#### What is required:
Using the material that follows, identify and copy each line with the string "arrow".

— START OF Dataset content —

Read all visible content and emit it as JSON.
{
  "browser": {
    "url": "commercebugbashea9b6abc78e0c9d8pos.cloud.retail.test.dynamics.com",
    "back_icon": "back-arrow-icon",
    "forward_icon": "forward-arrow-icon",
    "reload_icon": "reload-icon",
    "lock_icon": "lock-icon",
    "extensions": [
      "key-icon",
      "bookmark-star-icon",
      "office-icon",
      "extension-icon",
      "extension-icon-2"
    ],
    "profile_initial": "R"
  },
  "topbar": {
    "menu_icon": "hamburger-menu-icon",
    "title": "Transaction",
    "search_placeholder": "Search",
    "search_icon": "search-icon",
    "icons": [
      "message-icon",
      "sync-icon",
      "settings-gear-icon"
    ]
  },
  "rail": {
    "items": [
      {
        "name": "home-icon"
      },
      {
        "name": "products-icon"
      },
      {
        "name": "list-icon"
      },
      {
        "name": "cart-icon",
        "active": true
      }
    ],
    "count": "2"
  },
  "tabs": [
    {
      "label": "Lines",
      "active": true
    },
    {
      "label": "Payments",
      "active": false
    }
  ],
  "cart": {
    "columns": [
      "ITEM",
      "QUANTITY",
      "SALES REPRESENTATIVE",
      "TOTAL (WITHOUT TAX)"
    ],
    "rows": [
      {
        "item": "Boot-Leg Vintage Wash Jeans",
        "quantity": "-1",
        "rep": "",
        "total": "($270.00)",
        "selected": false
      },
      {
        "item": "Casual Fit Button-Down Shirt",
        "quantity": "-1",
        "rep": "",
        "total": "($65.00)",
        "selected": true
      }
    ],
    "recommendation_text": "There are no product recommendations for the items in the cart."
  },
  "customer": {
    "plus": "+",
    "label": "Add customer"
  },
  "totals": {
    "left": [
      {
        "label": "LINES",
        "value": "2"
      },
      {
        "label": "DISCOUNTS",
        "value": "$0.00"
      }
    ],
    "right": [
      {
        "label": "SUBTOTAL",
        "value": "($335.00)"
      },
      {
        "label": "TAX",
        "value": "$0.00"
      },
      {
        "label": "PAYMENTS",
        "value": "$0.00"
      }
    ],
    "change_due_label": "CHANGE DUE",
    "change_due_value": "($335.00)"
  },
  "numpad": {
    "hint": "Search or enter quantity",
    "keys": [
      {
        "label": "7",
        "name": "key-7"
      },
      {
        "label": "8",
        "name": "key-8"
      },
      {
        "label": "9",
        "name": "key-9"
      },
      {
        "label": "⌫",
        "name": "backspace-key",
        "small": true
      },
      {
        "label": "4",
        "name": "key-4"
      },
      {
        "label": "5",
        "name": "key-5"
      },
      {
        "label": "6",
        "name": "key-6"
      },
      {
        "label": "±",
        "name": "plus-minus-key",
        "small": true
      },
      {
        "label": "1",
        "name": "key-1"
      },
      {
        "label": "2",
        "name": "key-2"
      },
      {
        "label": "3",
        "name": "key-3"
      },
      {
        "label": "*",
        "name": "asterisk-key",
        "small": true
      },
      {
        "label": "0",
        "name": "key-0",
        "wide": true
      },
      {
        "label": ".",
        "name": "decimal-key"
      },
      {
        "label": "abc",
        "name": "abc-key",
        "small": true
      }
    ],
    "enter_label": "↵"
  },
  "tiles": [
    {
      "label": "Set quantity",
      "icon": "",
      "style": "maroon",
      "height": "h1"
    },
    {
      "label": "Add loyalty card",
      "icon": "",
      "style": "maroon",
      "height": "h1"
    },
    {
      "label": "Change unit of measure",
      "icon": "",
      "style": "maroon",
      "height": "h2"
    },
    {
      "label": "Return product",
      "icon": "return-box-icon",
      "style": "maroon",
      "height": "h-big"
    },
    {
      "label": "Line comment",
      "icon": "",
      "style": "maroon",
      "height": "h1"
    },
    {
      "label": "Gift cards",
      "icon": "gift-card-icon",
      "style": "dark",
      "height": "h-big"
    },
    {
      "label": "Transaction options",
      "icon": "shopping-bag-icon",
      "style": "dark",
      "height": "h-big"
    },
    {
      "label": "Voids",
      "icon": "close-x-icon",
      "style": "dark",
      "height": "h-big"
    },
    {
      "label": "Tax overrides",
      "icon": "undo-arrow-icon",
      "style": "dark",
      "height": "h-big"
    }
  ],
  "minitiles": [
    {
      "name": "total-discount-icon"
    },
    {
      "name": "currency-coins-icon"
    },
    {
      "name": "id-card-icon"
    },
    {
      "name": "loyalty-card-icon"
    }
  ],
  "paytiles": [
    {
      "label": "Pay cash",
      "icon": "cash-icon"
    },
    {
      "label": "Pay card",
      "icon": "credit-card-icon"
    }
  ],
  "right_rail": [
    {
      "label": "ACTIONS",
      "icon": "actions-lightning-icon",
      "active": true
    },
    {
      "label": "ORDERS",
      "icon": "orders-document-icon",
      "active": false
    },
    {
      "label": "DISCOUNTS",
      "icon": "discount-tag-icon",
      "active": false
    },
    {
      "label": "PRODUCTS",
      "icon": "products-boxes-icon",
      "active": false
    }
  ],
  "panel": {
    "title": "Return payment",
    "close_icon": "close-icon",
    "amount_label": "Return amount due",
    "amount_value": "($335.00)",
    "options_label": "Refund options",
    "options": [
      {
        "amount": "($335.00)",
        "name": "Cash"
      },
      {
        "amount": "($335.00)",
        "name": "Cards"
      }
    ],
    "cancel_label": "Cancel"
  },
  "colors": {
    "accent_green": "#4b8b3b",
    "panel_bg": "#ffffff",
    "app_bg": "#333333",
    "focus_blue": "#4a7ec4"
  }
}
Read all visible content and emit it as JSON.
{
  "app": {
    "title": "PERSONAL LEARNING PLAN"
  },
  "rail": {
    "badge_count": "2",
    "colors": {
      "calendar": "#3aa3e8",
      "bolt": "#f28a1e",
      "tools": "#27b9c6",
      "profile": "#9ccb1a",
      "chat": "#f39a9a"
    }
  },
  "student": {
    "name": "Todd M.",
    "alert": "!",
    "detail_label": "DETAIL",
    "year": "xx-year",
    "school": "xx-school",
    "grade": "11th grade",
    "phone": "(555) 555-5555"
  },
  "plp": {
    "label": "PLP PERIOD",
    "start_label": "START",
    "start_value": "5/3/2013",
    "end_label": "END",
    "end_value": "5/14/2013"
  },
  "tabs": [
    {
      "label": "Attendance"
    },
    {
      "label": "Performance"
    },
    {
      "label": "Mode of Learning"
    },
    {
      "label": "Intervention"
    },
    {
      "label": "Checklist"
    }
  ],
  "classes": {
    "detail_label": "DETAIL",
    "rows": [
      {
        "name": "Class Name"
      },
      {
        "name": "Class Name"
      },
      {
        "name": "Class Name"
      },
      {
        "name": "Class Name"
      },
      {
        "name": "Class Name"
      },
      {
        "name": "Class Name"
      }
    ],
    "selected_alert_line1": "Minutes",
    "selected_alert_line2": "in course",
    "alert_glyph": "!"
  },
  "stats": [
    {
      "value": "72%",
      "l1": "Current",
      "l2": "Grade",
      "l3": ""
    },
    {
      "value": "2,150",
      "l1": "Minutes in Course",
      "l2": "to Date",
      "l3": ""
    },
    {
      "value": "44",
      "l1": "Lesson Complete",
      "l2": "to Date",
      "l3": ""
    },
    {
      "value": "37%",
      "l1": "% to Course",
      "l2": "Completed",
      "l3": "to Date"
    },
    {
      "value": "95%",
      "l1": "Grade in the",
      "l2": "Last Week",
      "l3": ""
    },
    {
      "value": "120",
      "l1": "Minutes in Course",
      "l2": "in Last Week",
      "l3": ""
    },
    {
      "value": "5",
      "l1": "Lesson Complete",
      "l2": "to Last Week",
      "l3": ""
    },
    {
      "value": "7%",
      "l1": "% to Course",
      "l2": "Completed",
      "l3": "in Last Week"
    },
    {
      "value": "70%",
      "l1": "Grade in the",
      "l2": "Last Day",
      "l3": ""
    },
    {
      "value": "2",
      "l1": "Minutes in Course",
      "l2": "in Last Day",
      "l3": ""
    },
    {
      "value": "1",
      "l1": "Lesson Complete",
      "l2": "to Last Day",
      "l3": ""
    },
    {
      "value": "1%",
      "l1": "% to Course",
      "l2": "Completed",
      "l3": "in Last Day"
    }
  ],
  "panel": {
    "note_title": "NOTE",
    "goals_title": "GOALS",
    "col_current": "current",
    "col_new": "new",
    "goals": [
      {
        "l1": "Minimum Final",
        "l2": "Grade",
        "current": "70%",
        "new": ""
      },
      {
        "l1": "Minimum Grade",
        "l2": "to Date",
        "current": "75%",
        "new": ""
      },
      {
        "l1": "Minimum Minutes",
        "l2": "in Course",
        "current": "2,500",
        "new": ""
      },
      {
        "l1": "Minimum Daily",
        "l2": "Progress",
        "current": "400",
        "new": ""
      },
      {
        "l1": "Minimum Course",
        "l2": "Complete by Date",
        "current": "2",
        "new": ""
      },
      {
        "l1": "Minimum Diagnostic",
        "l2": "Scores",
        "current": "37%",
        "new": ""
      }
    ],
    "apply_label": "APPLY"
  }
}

— END OF Dataset content —

#### Answer to the problem:
    "back_icon": "back-arrow-icon",
    "forward_icon": "forward-arrow-icon",
      "icon": "undo-arrow-icon",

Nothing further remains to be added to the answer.